● Aim of the exercise:
Locate each line holding the string "this" and copy it.

━━━━━━━━━━━━━━━━━━━━━━━━━━━━━━

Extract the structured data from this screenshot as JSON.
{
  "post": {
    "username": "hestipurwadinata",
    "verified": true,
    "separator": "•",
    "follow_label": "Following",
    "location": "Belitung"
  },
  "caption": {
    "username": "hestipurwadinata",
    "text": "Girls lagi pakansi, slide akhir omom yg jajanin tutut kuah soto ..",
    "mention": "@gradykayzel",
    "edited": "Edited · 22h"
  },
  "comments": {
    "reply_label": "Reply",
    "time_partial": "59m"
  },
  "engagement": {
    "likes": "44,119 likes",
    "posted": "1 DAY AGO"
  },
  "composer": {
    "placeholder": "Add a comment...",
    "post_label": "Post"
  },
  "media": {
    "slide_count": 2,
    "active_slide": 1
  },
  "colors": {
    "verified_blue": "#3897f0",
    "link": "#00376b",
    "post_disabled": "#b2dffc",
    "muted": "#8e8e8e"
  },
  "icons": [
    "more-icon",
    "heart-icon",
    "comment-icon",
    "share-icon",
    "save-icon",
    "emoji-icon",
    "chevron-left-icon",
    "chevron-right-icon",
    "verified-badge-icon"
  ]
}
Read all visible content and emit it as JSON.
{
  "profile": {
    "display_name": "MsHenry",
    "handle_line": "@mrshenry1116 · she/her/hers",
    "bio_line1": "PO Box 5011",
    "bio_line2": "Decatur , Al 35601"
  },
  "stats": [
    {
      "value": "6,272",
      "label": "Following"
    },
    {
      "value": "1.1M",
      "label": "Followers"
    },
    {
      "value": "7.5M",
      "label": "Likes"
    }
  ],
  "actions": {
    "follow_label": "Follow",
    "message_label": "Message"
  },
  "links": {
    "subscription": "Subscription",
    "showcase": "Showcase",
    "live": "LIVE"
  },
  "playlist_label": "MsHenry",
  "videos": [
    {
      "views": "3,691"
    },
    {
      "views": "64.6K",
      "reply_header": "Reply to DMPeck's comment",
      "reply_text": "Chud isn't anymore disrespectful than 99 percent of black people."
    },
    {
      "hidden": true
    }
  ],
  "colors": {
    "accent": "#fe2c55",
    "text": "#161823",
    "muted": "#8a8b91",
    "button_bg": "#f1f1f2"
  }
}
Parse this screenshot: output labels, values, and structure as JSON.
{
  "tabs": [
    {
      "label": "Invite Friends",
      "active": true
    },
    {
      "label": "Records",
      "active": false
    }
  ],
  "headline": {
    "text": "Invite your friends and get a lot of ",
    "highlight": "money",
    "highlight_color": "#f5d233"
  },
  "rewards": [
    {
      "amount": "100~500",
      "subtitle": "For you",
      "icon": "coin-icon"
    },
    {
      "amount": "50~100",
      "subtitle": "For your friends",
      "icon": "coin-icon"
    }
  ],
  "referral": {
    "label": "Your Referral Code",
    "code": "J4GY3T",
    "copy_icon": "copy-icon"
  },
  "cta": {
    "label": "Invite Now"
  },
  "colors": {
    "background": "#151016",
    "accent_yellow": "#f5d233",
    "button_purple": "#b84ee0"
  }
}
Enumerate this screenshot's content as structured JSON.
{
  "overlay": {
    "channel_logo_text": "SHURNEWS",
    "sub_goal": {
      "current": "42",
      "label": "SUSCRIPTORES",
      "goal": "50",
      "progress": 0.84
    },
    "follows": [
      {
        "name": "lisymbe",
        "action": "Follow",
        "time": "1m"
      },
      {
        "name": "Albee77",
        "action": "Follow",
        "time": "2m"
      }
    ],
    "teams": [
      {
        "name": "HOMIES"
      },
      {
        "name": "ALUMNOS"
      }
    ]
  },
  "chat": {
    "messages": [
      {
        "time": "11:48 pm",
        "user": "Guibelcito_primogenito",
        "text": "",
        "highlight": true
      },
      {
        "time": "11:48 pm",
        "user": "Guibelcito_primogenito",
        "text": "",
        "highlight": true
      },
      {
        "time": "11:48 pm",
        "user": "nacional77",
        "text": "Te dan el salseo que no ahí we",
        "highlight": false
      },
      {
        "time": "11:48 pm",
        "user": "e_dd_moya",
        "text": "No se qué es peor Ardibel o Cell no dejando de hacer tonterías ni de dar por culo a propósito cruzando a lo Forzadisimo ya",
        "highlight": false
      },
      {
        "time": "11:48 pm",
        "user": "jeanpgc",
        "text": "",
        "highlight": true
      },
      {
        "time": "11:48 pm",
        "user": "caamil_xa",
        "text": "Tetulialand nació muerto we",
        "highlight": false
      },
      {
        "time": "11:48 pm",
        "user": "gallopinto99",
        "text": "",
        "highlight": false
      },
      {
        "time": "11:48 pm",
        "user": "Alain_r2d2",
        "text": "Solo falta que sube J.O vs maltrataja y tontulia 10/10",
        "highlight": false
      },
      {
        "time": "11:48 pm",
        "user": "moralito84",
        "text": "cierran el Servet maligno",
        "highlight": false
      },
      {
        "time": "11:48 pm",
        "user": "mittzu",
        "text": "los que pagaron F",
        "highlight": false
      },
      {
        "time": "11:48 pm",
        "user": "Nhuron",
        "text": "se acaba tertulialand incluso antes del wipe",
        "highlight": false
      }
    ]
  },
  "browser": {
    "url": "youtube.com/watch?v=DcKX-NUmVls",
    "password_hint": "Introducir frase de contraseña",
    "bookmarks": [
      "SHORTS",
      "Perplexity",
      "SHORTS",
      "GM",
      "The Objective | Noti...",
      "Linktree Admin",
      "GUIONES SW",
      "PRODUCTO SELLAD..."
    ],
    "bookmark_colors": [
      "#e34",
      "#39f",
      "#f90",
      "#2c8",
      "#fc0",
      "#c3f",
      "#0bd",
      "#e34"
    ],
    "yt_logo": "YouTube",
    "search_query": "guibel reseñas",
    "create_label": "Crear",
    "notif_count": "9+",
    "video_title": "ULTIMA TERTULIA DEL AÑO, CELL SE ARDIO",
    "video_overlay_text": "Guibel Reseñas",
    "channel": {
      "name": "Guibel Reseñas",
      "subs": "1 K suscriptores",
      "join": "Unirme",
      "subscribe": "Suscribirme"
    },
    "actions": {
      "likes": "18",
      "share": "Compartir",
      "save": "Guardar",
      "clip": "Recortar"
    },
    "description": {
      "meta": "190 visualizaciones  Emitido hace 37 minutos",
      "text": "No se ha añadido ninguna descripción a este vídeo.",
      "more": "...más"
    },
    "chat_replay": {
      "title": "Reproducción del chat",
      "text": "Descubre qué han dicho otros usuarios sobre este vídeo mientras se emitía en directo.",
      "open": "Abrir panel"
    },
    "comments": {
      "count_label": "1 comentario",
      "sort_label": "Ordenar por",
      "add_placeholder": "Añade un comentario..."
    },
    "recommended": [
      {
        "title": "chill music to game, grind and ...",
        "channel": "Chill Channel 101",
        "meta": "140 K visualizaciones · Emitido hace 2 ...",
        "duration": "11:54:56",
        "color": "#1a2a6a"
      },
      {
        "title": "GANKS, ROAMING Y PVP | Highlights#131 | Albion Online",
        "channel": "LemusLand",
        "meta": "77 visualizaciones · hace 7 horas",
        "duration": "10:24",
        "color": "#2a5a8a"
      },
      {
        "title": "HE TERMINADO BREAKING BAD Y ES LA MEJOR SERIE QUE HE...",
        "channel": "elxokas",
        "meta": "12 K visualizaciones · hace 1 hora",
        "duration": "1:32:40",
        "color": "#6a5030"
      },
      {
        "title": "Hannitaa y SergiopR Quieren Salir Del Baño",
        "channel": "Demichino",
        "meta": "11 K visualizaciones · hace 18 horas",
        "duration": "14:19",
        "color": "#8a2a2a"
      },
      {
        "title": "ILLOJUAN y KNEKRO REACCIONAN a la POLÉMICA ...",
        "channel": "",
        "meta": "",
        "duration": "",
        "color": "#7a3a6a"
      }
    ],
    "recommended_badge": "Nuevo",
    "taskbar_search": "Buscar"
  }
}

━━━━━━━━━━━━━━━━━━━━━━━━━━━━━━

● Exercise answer:
Extract the structured data from this screenshot as JSON.
Parse this screenshot: output labels, values, and structure as JSON.
Enumerate this screenshot's content as structured JSON.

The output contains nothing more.